**Text provided:**
The Mysterious Elaine May: Hiding in Plain Sight

This was written for the Writers Guild magazine Written By; it ran in their August 1997 issue and was later reprinted in my collection Essential Cinema.

My comparison of May with Erich von Stroheim, which may sound frivolous, is actually something I take very seriously. Both filmmakers are mainstream figures with the temperaments of avant-garde artists; Orson Welles’ description of Stroheim’s style as “Jewish baroque” also fits May’s quite well; and perhaps most significantly of all, both of these highly obsessional writer-director-performers create films populated almost exclusively by monsters, yet characters whom their creators clearly love. In this latter respect, May might even be considered more radical than Stroheim because one can’t cite a single villain in her four features — unlike, say, Schani the butcher (Matthew Betz) in Stroheim’s The Wedding March. Furthermore, for me, the two greatest Stroheim films, Foolish Wives and Greed, are echoed in many respects by The Heartbreak Kid and Mikey and Nicky, the two best films of May.

On the evening of June 27, 2010, in Bologna, Italy, I had the rare, unexpected, and delightful privilege of spending a couple of hours with May. It was a friendly conversation over dinner rather than any sort of interview, but she did tell me in passing a few things about her life and work that I’ve added to this piece as footnotes. — J.R.

INTERMISSION. The lights have come up. The performers and audience mingle with each other. Lyle and Chuck hurry over to a table where a balding, middle-aged man (MARTY) is sitting.

CHUCK

So what did you think, Mr. Freed?

MARTY

As an agent?

(he shrugs)

Let me tell you what I told Tony Bennett. Sing songs people already know. That way if they don’t like you they still got something to applaud.

LYLE

But…we’re songwriters.

MARTY

So, the Beach Boys aren’t songwriters? Anthony Newley isn’t a songwriter?…

— Elaine May, Ishtar

It’s a truism that writers are among the most neglected creative participants in moviemaking, especially in relation to actors and directors. Yet there’s a special kind of neglect suffered by writer-director-performers as writers, and in this respect Elaine May belongs to a venerable tradition. By virtue of hiding in plain sight, Charlie Chaplin, Erich von Stroheim, Orson Welles, John Cassavetes — four other mavericks who had shifting and sometimes troubled relationships to the mainstream — generally register in the public mind first as actors, then as directors, and finally as writers only in the most confused and uncertain manner.

For starters, given the powerful images these men project as actors, those images often dictate and sometimes interfere with how they’re perceived as directors. For all his ferocity as an actor, Stroheim may not have always been the stereotypical dictator on his sets that the studio publicity machines made him out to be; given the affection for him often expressed by his cast and crew members, the truth may be more complicated than the legend. My own research into the career of Orson Welles suggests something comparable.

[Element-and-box listings]
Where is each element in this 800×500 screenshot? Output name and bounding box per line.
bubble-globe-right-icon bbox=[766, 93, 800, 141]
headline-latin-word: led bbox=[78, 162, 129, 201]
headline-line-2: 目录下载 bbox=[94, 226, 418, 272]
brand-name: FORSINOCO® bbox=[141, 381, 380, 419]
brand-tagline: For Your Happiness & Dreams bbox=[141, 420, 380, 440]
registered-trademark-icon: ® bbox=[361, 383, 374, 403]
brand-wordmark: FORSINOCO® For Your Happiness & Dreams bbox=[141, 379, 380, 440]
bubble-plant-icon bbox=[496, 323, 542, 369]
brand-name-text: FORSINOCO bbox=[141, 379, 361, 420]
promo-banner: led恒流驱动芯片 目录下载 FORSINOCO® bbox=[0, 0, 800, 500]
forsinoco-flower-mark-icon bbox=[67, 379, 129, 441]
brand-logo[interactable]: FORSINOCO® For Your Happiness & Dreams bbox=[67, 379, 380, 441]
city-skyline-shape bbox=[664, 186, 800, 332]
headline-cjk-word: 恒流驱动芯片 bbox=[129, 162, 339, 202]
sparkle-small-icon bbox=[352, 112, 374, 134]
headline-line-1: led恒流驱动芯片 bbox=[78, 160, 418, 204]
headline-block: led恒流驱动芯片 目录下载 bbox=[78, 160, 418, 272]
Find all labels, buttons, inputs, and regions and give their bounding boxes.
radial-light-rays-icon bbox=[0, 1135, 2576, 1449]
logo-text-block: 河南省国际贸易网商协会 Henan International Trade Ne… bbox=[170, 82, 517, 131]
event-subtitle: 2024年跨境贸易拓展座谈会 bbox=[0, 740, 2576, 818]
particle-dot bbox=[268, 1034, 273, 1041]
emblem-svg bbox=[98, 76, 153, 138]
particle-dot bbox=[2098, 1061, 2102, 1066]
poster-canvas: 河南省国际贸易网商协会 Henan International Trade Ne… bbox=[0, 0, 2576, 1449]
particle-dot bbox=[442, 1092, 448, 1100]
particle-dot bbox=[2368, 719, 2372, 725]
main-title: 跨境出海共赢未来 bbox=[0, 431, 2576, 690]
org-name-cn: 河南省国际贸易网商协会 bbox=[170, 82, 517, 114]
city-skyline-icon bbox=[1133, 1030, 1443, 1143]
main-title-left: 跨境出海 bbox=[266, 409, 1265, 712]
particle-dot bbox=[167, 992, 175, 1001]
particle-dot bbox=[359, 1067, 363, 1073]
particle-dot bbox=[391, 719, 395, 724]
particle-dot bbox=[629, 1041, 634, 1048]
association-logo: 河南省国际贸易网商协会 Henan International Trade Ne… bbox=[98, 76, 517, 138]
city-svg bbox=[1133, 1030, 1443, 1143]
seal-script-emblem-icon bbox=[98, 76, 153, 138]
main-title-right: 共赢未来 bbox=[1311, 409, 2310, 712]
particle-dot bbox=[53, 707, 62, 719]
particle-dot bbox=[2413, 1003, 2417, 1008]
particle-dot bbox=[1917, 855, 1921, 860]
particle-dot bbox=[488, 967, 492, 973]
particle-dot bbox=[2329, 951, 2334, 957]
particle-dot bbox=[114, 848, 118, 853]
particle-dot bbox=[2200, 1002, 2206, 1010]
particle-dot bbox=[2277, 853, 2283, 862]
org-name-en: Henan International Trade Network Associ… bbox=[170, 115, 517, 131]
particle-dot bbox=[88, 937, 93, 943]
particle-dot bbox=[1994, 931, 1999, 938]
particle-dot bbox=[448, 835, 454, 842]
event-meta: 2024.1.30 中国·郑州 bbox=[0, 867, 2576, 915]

**Actions to take:**
1. According to the Elaine May essay, which issue of Written By first ran it?
2. Write out the passage of the Elaine May essay that opens with the words containing "As an agent?" and closes with "But…we’re songwriters.".

**Exercise answers:**
1. The August 1997 issue.

2.
As an agent?

(he shrugs)

Let me tell you what I told Tony Bennett. Sing songs people already know. That way if they don’t like you they still got something to applaud.

LYLE

But…we’re songwriters.